# best actor/actress award b movie violance ok



## Martyva (Apr 23, 2002)

Samuel L Jackson (Now that's a tasty burger) Pulp Fiction
Jean Reno (How is possible for a human to have such a beautiful voice) The Professional
Gary Oldman (that dude can talk trash) True Romance
Liv Ullman (what that in my chest?)Pulp Fiction
Natalie Portman (the little girl with the BIG gun) The Professional
Patricia Arquette (new and wonderful uses for the corkscrew on your swiss army knife) True Romance


----------



## jrjcd (Apr 23, 2002)

excuse me-liv ullman was in pulp fiction???!!!????from the ingmar bergman flms??????         

you may want to recheck that.....


----------



## Unthinkable (Sep 13, 2002)

I think Martyva was referring to Uma Thurman jrjcd.


----------



## gcutler (Mar 23, 2002)

Oprah-Uma, Uma-Oprah...


----------



## jrjcd (Apr 23, 2002)

careful, g...if you do THAT, oprah won't return your phone calls either...lol


----------



## Martyva (Apr 23, 2002)

I was thinkin of the tuba player, myself, this morning. Sorry about the gaf.


----------

## Information provided
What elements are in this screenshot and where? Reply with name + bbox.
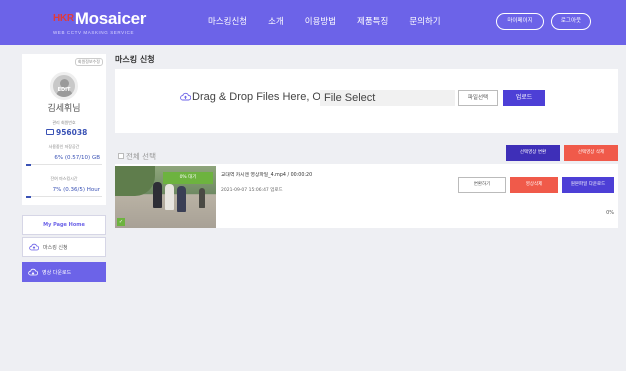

## Required work
Reproduce the stretch from "excuse me-liv ullman" through "(Sep 13, 2002)" in the movie-awards thread above, word for word.

## Response to the exercise
excuse me-liv ullman was in pulp fiction???!!!????from the ingmar bergman flms??????         

you may want to recheck that.....


----------



## Unthinkable (Sep 13, 2002)